Exercise objective:
Check each line of the listing for the string "Warranty", then state how many lines have it. Only the number is wanted.

-- start of Records for the exercise --

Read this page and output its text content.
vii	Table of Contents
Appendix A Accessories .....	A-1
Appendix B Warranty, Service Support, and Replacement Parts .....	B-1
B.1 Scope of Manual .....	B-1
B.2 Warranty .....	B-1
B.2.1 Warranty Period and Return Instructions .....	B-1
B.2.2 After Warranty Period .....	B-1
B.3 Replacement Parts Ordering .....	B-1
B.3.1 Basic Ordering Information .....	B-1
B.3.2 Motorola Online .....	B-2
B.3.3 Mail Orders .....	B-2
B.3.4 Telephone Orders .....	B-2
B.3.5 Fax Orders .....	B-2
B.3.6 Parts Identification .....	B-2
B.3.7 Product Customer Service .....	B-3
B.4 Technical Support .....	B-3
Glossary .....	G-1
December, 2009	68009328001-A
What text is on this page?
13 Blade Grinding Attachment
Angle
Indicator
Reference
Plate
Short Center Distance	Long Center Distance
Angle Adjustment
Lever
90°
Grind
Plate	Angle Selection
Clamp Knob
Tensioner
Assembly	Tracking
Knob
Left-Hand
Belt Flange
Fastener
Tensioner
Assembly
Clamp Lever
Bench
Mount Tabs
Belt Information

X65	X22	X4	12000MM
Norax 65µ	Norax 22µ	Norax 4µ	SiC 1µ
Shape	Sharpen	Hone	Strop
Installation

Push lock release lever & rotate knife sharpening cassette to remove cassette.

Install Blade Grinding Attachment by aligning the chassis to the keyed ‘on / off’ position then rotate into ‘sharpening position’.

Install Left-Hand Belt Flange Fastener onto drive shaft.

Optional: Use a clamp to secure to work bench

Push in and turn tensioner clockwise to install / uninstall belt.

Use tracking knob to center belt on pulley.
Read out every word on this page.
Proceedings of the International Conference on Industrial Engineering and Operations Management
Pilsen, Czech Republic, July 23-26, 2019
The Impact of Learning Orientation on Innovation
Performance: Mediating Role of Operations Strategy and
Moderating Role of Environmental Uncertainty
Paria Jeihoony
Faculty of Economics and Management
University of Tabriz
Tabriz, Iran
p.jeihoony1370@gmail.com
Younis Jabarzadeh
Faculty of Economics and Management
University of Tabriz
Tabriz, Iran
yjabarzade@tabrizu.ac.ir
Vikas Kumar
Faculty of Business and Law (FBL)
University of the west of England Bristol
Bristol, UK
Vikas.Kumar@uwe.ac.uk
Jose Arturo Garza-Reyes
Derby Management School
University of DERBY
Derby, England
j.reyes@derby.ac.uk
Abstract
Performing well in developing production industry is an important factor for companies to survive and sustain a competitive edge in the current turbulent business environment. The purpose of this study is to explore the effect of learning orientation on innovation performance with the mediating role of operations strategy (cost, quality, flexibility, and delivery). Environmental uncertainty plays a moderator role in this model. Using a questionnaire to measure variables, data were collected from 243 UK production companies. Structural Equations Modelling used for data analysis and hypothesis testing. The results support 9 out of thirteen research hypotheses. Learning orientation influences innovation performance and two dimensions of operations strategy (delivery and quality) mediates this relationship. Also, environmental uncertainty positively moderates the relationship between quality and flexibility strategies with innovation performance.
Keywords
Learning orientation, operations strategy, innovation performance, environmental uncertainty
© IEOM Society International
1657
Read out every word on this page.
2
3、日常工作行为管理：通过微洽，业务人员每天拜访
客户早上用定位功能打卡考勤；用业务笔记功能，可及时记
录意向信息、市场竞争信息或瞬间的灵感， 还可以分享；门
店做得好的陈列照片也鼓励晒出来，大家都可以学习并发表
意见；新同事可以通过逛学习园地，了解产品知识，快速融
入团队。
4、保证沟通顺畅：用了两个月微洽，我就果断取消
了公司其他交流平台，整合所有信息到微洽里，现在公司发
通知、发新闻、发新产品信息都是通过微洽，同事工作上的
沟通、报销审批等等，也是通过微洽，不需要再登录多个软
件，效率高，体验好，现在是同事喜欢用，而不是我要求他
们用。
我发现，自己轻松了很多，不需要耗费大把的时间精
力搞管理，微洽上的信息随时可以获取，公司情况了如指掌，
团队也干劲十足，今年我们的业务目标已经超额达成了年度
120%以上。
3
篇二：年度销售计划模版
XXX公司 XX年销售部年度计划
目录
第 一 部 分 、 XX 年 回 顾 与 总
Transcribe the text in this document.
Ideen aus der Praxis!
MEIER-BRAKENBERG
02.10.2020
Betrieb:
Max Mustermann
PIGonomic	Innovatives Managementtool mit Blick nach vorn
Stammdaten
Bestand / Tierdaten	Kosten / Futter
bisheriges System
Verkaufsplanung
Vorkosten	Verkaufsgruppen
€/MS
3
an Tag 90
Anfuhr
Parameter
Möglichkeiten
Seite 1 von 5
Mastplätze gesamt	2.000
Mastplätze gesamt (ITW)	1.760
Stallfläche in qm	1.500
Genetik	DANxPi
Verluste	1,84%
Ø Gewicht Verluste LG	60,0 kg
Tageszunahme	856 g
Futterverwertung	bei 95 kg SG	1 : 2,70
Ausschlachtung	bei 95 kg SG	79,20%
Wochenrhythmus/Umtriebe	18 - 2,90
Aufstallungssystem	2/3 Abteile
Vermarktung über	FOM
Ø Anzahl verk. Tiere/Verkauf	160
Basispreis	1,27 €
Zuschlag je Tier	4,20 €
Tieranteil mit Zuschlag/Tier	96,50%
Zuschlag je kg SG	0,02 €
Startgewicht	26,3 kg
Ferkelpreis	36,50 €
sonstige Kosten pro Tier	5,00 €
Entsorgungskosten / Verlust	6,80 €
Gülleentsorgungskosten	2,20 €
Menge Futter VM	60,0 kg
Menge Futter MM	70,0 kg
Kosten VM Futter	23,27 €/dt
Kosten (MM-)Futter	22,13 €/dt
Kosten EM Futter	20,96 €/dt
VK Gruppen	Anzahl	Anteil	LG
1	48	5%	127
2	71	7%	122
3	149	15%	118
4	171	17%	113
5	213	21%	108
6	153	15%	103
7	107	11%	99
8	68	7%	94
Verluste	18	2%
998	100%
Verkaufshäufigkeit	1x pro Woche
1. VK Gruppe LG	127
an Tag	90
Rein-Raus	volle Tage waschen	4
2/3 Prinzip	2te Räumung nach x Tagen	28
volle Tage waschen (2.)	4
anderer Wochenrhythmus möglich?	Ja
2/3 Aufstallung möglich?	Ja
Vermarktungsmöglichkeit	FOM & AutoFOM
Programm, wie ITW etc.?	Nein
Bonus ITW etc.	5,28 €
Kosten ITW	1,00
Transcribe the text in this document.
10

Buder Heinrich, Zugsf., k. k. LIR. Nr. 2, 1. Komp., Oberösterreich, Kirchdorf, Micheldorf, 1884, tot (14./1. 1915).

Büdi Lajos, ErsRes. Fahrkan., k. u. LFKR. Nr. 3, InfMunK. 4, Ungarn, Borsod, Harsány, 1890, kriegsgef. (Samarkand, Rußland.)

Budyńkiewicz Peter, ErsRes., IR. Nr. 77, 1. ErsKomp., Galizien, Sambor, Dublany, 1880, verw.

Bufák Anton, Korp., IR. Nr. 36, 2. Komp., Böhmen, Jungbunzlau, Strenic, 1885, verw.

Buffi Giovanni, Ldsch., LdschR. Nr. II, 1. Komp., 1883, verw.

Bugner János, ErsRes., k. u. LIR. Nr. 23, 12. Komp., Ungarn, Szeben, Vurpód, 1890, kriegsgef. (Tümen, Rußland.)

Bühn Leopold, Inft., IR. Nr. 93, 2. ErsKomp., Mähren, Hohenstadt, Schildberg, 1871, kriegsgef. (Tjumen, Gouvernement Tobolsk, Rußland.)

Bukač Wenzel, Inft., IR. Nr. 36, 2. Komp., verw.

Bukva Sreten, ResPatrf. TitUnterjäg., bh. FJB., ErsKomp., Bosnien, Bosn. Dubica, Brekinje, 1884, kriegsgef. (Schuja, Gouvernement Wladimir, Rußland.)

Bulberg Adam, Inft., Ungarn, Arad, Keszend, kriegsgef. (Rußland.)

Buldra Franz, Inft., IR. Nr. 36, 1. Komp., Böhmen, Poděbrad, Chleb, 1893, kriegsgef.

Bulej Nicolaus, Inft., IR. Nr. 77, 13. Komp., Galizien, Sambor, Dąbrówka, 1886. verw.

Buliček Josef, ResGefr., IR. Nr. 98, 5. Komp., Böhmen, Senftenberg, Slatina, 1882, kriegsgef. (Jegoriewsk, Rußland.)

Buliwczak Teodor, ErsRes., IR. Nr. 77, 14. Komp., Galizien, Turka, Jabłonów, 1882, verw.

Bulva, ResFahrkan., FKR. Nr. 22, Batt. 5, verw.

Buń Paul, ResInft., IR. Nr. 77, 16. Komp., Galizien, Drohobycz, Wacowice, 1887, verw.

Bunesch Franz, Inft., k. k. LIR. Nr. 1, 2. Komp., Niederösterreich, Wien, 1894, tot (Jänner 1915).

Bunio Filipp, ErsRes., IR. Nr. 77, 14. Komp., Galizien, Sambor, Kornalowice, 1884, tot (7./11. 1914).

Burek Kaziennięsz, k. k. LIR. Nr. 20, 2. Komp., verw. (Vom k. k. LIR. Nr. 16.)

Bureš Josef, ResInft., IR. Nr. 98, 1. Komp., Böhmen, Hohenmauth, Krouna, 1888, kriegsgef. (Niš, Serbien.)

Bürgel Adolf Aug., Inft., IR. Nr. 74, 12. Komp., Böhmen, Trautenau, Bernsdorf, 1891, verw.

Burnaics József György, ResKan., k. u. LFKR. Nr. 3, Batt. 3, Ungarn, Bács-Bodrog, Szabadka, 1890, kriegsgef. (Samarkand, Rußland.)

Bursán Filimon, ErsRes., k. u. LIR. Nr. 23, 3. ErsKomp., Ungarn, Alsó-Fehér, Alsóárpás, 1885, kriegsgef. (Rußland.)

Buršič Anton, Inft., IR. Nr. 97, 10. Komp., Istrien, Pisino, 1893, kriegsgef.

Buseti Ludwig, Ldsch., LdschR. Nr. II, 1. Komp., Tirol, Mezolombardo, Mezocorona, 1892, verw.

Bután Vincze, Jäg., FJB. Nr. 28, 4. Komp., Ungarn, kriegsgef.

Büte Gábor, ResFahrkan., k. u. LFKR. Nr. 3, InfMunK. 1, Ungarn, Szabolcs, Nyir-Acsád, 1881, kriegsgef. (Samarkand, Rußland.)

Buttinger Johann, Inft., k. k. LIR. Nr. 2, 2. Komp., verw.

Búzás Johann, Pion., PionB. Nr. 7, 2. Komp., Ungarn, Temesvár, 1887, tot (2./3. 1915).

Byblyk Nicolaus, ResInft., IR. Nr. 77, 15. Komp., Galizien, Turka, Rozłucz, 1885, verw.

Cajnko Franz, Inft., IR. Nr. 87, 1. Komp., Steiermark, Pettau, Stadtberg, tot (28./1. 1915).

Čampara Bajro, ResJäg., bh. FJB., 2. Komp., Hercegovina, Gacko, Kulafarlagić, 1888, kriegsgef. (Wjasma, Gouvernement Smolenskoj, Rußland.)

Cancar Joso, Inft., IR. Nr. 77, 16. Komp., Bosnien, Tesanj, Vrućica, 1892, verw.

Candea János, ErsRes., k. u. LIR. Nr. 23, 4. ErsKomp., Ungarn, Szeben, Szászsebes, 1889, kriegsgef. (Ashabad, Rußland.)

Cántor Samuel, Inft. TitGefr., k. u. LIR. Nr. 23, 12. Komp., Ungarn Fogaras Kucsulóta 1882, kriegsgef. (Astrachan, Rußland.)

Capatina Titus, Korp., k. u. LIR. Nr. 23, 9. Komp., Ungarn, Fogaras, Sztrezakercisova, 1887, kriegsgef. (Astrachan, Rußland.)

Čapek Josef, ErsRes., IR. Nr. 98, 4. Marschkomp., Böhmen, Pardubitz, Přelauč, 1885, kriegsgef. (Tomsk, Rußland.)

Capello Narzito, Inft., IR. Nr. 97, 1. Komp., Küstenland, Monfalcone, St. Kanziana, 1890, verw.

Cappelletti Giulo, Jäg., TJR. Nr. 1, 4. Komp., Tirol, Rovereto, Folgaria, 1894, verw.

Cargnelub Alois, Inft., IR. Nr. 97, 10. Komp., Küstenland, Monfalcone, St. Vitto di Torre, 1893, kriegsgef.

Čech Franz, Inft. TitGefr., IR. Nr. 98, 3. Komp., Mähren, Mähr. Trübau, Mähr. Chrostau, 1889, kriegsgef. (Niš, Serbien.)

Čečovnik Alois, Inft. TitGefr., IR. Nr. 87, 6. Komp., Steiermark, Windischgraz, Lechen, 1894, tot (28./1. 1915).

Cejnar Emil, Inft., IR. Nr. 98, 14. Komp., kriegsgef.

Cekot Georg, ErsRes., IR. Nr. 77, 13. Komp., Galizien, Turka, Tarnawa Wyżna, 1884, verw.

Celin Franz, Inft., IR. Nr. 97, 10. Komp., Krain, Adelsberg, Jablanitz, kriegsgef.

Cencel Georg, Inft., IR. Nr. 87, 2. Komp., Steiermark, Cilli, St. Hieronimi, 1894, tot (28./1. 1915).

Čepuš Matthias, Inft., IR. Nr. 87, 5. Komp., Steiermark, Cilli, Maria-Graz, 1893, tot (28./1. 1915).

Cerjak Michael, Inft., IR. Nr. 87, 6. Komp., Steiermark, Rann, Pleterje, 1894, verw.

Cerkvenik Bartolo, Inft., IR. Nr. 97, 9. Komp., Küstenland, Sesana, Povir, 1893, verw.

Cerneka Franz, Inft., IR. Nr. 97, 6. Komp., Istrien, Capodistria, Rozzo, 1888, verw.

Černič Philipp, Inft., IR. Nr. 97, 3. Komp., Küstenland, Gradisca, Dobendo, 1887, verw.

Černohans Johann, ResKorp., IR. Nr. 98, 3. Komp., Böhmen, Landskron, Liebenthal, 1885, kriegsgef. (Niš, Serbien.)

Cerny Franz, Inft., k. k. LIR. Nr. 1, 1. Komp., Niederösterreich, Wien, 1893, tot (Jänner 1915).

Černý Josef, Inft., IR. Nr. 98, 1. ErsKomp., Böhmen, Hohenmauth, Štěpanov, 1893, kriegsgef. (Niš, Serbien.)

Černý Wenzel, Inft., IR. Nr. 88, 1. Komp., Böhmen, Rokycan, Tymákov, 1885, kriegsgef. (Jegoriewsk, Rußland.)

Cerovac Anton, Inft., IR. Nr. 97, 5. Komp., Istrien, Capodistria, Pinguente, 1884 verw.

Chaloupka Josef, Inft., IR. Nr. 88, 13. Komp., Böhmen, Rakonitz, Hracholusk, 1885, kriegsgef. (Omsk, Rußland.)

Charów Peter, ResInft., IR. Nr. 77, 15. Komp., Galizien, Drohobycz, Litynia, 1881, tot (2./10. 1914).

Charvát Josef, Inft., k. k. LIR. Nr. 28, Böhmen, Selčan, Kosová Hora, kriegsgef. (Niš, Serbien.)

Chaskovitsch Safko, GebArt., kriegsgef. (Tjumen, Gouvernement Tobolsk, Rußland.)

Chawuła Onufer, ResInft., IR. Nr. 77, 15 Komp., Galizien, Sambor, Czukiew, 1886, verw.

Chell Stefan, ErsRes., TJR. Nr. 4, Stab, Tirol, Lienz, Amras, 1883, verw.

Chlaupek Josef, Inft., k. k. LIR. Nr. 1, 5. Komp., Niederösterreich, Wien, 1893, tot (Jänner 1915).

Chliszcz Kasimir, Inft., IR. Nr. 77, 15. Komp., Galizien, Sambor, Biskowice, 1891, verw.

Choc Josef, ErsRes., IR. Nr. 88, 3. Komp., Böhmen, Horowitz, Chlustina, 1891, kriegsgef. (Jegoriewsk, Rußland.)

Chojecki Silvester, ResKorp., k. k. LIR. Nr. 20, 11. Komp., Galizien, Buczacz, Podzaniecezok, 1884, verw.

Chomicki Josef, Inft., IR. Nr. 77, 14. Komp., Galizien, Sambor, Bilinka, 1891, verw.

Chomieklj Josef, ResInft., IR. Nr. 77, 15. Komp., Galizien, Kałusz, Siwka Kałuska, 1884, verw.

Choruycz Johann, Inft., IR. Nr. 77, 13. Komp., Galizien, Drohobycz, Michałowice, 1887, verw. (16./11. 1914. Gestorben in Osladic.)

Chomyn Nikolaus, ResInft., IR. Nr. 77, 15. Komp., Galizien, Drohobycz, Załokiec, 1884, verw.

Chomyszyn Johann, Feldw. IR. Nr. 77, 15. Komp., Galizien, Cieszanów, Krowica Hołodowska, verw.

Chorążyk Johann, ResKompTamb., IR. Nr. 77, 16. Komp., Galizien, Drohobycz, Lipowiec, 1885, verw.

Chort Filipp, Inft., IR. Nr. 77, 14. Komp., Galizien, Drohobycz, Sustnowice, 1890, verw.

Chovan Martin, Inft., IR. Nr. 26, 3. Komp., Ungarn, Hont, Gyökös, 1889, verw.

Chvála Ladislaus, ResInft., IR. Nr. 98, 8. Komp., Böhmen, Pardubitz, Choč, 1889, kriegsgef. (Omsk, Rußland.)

-- end of Records for the exercise --

Exercise result:
4